Directions for this task> Select the lines that contain "value" and copy each of them.

** start of Input **

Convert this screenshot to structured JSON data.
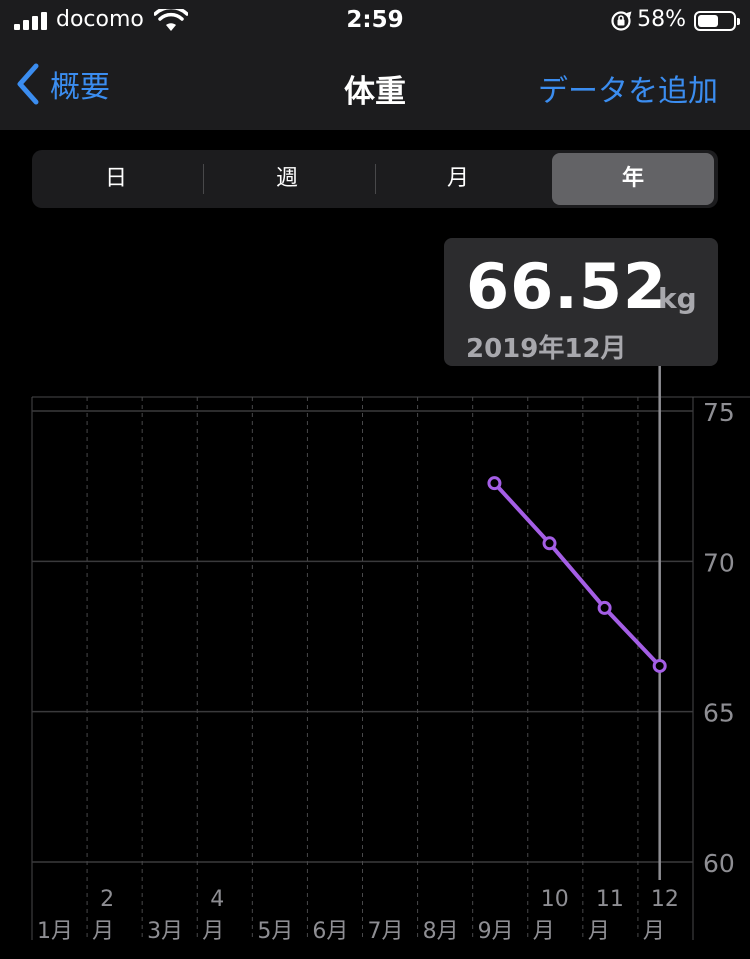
{
  "status_bar": {
    "carrier": "docomo",
    "time": "2:59",
    "battery_percent": "58%",
    "battery_level": 0.58
  },
  "nav": {
    "back_label": "概要",
    "title": "体重",
    "add_label": "データを追加"
  },
  "segments": {
    "day": "日",
    "week": "週",
    "month": "月",
    "year": "年",
    "selected": "year"
  },
  "selection": {
    "value": "66.52",
    "unit": "kg",
    "date": "2019年12月"
  },
  "colors": {
    "accent": "#3b8df0",
    "series": "#a45ee5"
  },
  "chart_data": {
    "type": "line",
    "categories": [
      "1月",
      "2月",
      "3月",
      "4月",
      "5月",
      "6月",
      "7月",
      "8月",
      "9月",
      "10月",
      "11月",
      "12月"
    ],
    "category_labels": [
      {
        "num": "",
        "unit": "1月"
      },
      {
        "num": "2",
        "unit": "月"
      },
      {
        "num": "",
        "unit": "3月"
      },
      {
        "num": "4",
        "unit": "月"
      },
      {
        "num": "",
        "unit": "5月"
      },
      {
        "num": "",
        "unit": "6月"
      },
      {
        "num": "",
        "unit": "7月"
      },
      {
        "num": "",
        "unit": "8月"
      },
      {
        "num": "",
        "unit": "9月"
      },
      {
        "num": "10",
        "unit": "月"
      },
      {
        "num": "11",
        "unit": "月"
      },
      {
        "num": "12",
        "unit": "月"
      }
    ],
    "points": [
      {
        "month": "9月",
        "value": 72.6
      },
      {
        "month": "10月",
        "value": 70.6
      },
      {
        "month": "11月",
        "value": 68.45
      },
      {
        "month": "12月",
        "value": 66.52
      }
    ],
    "yticks": [
      75,
      70,
      65,
      60
    ],
    "ylim": [
      60,
      75.5
    ],
    "selected_month": "12月",
    "grid": true
  }
}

** end of Input **

Exercise answer>
    "value": "66.52",
        "value": 72.6
        "value": 70.6
        "value": 68.45
        "value": 66.52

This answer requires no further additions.